(Collection entries)
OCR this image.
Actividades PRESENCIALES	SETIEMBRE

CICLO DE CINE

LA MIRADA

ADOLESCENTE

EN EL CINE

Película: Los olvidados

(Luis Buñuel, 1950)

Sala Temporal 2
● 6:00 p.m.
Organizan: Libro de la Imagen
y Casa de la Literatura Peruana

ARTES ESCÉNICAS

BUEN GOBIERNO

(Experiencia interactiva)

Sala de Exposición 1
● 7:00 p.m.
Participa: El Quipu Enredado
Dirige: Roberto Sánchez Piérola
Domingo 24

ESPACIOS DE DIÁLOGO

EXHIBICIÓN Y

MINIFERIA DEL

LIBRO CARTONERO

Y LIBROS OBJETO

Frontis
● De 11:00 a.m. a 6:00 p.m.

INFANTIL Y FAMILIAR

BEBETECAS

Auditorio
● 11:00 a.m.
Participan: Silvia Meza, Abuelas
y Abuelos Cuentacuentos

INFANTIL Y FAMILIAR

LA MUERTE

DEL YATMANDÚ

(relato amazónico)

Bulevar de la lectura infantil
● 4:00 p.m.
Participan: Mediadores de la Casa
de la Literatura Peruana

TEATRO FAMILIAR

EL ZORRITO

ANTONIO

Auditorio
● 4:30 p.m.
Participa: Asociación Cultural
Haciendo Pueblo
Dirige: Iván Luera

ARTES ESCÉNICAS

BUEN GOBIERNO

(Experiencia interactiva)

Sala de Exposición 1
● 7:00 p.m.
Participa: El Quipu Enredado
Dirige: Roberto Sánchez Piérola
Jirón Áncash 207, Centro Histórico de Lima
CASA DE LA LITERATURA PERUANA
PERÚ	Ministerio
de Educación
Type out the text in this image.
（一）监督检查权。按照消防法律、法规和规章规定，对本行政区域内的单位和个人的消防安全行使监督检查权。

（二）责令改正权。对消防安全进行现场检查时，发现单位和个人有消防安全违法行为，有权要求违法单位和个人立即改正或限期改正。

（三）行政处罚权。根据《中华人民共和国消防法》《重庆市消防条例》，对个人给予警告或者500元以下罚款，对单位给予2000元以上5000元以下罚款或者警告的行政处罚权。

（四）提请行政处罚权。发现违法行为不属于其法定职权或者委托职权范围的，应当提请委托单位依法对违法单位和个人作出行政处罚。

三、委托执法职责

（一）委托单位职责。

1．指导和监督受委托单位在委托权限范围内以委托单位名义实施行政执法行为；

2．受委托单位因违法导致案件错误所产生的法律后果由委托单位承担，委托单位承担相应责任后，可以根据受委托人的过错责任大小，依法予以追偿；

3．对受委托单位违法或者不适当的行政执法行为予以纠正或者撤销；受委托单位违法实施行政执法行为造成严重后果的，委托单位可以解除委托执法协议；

▶ _Stated task_:
Make an exact copy of the records.

▶ _Output of the task_:
OCR this image.
Actividades PRESENCIALES	SETIEMBRE

CICLO DE CINE

LA MIRADA

ADOLESCENTE

EN EL CINE

Película: Los olvidados

(Luis Buñuel, 1950)

Sala Temporal 2
● 6:00 p.m.
Organizan: Libro de la Imagen
y Casa de la Literatura Peruana

ARTES ESCÉNICAS

BUEN GOBIERNO

(Experiencia interactiva)

Sala de Exposición 1
● 7:00 p.m.
Participa: El Quipu Enredado
Dirige: Roberto Sánchez Piérola
Domingo 24

ESPACIOS DE DIÁLOGO

EXHIBICIÓN Y

MINIFERIA DEL

LIBRO CARTONERO

Y LIBROS OBJETO

Frontis
● De 11:00 a.m. a 6:00 p.m.

INFANTIL Y FAMILIAR

BEBETECAS

Auditorio
● 11:00 a.m.
Participan: Silvia Meza, Abuelas
y Abuelos Cuentacuentos

INFANTIL Y FAMILIAR

LA MUERTE

DEL YATMANDÚ

(relato amazónico)

Bulevar de la lectura infantil
● 4:00 p.m.
Participan: Mediadores de la Casa
de la Literatura Peruana

TEATRO FAMILIAR

EL ZORRITO

ANTONIO

Auditorio
● 4:30 p.m.
Participa: Asociación Cultural
Haciendo Pueblo
Dirige: Iván Luera

ARTES ESCÉNICAS

BUEN GOBIERNO

(Experiencia interactiva)

Sala de Exposición 1
● 7:00 p.m.
Participa: El Quipu Enredado
Dirige: Roberto Sánchez Piérola
Jirón Áncash 207, Centro Histórico de Lima
CASA DE LA LITERATURA PERUANA
PERÚ	Ministerio
de Educación
Type out the text in this image.
（一）监督检查权。按照消防法律、法规和规章规定，对本行政区域内的单位和个人的消防安全行使监督检查权。

（二）责令改正权。对消防安全进行现场检查时，发现单位和个人有消防安全违法行为，有权要求违法单位和个人立即改正或限期改正。

（三）行政处罚权。根据《中华人民共和国消防法》《重庆市消防条例》，对个人给予警告或者500元以下罚款，对单位给予2000元以上5000元以下罚款或者警告的行政处罚权。

（四）提请行政处罚权。发现违法行为不属于其法定职权或者委托职权范围的，应当提请委托单位依法对违法单位和个人作出行政处罚。

三、委托执法职责

（一）委托单位职责。

1．指导和监督受委托单位在委托权限范围内以委托单位名义实施行政执法行为；

2．受委托单位因违法导致案件错误所产生的法律后果由委托单位承担，委托单位承担相应责任后，可以根据受委托人的过错责任大小，依法予以追偿；

3．对受委托单位违法或者不适当的行政执法行为予以纠正或者撤销；受委托单位违法实施行政执法行为造成严重后果的，委托单位可以解除委托执法协议；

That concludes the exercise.